::: Dataset entries
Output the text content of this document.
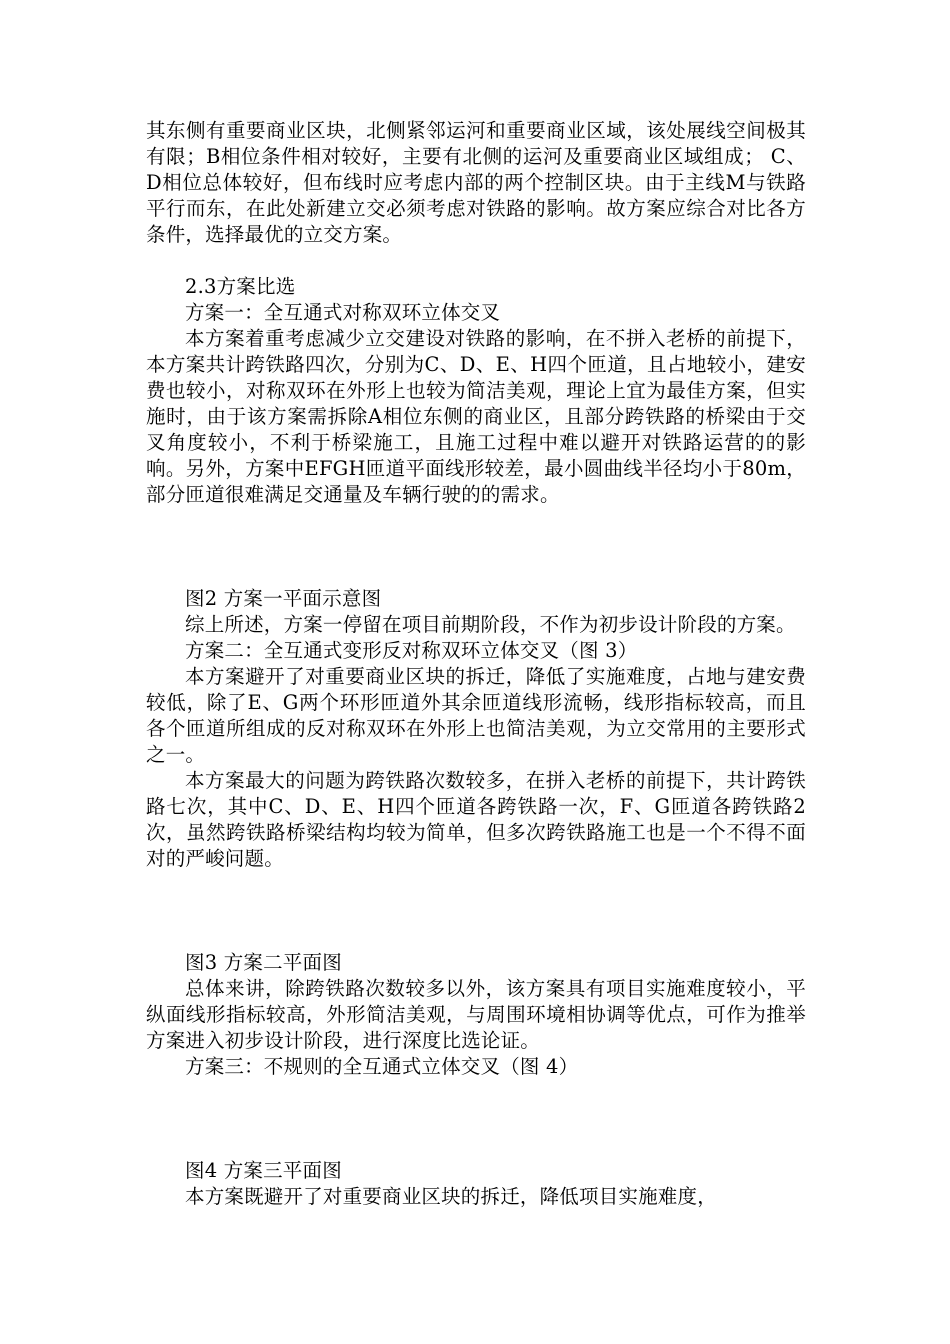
其东侧有重要商业区块，北侧紧邻运河和重要商业区域，该处展线空间极其有限；B相位条件相对较好，主要有北侧的运河及重要商业区域组成； C、D相位总体较好，但布线时应考虑内部的两个控制区块。由于主线M与铁路平行而东，在此处新建立交必须考虑对铁路的影响。故方案应综合对比各方条件，选择最优的立交方案。

2.3方案比选

方案一：全互通式对称双环立体交叉

本方案着重考虑减少立交建设对铁路的影响，在不拼入老桥的前提下，本方案共计跨铁路四次，分别为C、D、E、H四个匝道，且占地较小，建安费也较小，对称双环在外形上也较为简洁美观，理论上宜为最佳方案，但实施时，由于该方案需拆除A相位东侧的商业区，且部分跨铁路的桥梁由于交叉角度较小，不利于桥梁施工，且施工过程中难以避开对铁路运营的的影响。另外，方案中EFGH匝道平面线形较差，最小圆曲线半径均小于80m，部分匝道很难满足交通量及车辆行驶的的需求。

图2 方案一平面示意图

综上所述，方案一停留在项目前期阶段，不作为初步设计阶段的方案。

方案二：全互通式变形反对称双环立体交叉（图 3）

本方案避开了对重要商业区块的拆迁，降低了实施难度，占地与建安费较低，除了E、G两个环形匝道外其余匝道线形流畅，线形指标较高，而且各个匝道所组成的反对称双环在外形上也简洁美观，为立交常用的主要形式之一。

本方案最大的问题为跨铁路次数较多，在拼入老桥的前提下，共计跨铁路七次，其中C、D、E、H四个匝道各跨铁路一次，F、G匝道各跨铁路2次，虽然跨铁路桥梁结构均较为简单，但多次跨铁路施工也是一个不得不面对的严峻问题。

图3 方案二平面图

总体来讲，除跨铁路次数较多以外，该方案具有项目实施难度较小，平纵面线形指标较高，外形简洁美观，与周围环境相协调等优点，可作为推举方案进入初步设计阶段，进行深度比选论证。

方案三：不规则的全互通式立体交叉（图 4）

图4 方案三平面图

本方案既避开了对重要商业区块的拆迁，降低项目实施难度，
::::::
▸ **Exercise aim**: Repeat the lines above exactly, and keep every picture out.

▸ **Answer below**:
Output the text content of this document.
其东侧有重要商业区块，北侧紧邻运河和重要商业区域，该处展线空间极其有限；B相位条件相对较好，主要有北侧的运河及重要商业区域组成； C、D相位总体较好，但布线时应考虑内部的两个控制区块。由于主线M与铁路平行而东，在此处新建立交必须考虑对铁路的影响。故方案应综合对比各方条件，选择最优的立交方案。

2.3方案比选

方案一：全互通式对称双环立体交叉

本方案着重考虑减少立交建设对铁路的影响，在不拼入老桥的前提下，本方案共计跨铁路四次，分别为C、D、E、H四个匝道，且占地较小，建安费也较小，对称双环在外形上也较为简洁美观，理论上宜为最佳方案，但实施时，由于该方案需拆除A相位东侧的商业区，且部分跨铁路的桥梁由于交叉角度较小，不利于桥梁施工，且施工过程中难以避开对铁路运营的的影响。另外，方案中EFGH匝道平面线形较差，最小圆曲线半径均小于80m，部分匝道很难满足交通量及车辆行驶的的需求。

图2 方案一平面示意图

综上所述，方案一停留在项目前期阶段，不作为初步设计阶段的方案。

方案二：全互通式变形反对称双环立体交叉（图 3）

本方案避开了对重要商业区块的拆迁，降低了实施难度，占地与建安费较低，除了E、G两个环形匝道外其余匝道线形流畅，线形指标较高，而且各个匝道所组成的反对称双环在外形上也简洁美观，为立交常用的主要形式之一。

本方案最大的问题为跨铁路次数较多，在拼入老桥的前提下，共计跨铁路七次，其中C、D、E、H四个匝道各跨铁路一次，F、G匝道各跨铁路2次，虽然跨铁路桥梁结构均较为简单，但多次跨铁路施工也是一个不得不面对的严峻问题。

图3 方案二平面图

总体来讲，除跨铁路次数较多以外，该方案具有项目实施难度较小，平纵面线形指标较高，外形简洁美观，与周围环境相协调等优点，可作为推举方案进入初步设计阶段，进行深度比选论证。

方案三：不规则的全互通式立体交叉（图 4）

图4 方案三平面图

本方案既避开了对重要商业区块的拆迁，降低项目实施难度，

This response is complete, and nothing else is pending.